**Given records**.
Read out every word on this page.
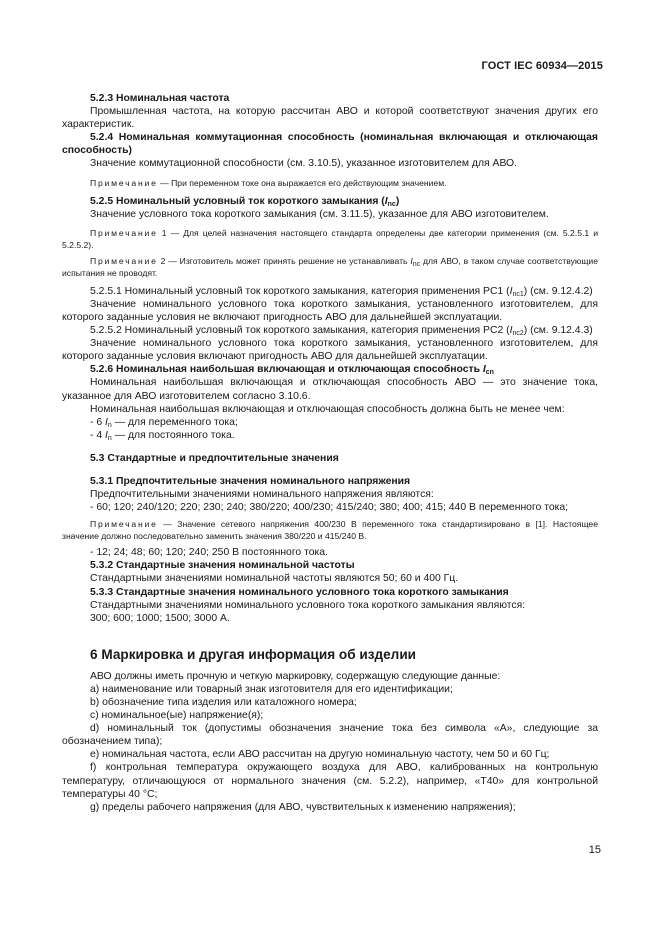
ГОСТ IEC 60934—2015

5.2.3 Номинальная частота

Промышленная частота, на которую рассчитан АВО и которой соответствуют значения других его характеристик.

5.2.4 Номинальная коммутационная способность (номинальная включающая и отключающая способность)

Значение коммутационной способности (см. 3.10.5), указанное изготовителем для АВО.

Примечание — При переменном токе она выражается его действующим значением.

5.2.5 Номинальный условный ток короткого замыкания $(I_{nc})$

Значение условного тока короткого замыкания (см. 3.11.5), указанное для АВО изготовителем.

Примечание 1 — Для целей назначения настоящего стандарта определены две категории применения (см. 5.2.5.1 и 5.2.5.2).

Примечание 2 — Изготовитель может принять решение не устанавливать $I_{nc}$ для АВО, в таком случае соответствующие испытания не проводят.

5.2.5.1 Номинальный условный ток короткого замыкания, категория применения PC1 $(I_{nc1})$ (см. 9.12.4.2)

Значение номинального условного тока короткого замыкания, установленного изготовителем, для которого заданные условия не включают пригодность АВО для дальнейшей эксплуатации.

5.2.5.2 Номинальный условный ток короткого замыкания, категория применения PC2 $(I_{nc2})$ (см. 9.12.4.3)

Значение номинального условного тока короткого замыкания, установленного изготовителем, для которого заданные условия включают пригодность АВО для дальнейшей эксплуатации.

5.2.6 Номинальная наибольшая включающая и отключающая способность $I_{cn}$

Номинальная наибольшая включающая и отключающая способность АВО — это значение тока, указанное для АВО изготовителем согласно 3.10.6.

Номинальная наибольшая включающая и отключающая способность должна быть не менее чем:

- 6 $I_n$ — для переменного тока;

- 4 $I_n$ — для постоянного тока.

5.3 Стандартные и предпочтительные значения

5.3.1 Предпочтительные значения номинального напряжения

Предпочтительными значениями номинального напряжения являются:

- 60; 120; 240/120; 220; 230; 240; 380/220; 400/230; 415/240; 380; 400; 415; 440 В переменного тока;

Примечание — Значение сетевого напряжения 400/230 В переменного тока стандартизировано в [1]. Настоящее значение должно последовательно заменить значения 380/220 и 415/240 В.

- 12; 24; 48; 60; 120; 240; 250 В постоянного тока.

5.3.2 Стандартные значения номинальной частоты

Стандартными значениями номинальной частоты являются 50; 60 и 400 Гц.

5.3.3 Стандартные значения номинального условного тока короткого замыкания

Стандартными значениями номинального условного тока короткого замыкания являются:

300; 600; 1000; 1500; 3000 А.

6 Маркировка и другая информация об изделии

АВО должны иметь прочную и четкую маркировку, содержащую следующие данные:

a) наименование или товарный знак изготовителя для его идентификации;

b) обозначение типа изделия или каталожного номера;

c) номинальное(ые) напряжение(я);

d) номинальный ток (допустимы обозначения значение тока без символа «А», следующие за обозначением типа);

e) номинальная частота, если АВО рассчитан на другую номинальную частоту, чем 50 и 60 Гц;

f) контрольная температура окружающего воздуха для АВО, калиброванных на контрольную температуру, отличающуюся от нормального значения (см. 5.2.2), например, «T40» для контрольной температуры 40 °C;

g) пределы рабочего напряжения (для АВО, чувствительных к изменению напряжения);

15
==
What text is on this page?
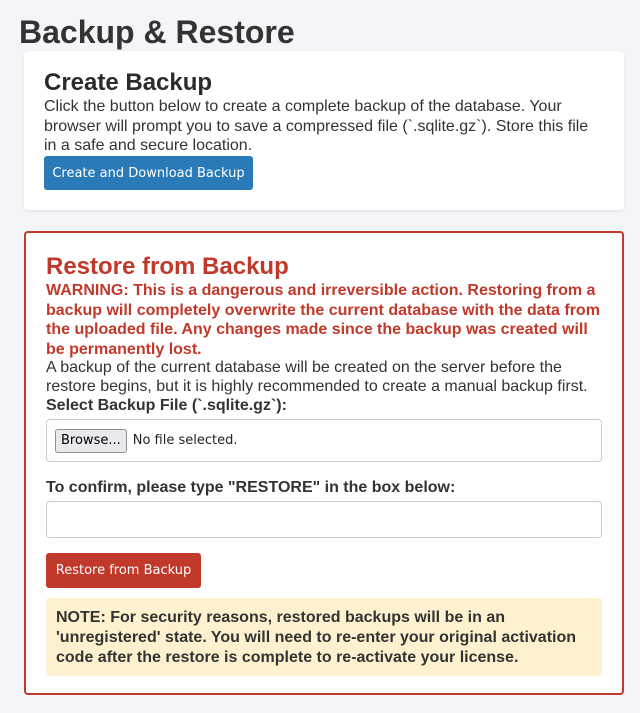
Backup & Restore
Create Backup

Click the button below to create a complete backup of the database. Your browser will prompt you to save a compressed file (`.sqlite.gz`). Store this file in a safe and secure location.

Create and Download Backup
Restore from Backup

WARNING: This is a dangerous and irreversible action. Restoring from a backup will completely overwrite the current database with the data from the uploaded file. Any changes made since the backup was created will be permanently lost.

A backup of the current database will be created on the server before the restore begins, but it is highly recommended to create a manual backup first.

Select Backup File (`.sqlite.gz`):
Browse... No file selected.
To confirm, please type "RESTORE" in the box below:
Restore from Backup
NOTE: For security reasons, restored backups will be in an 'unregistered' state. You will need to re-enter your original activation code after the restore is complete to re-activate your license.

**What needs to be done**.
Look above for every line with the word "условия" and copy it.

**Written answer**.
Значение номинального условного тока короткого замыкания, установленного изготовителем, для которого заданные условия не включают пригодность АВО для дальнейшей эксплуатации.
Значение номинального условного тока короткого замыкания, установленного изготовителем, для которого заданные условия включают пригодность АВО для дальнейшей эксплуатации.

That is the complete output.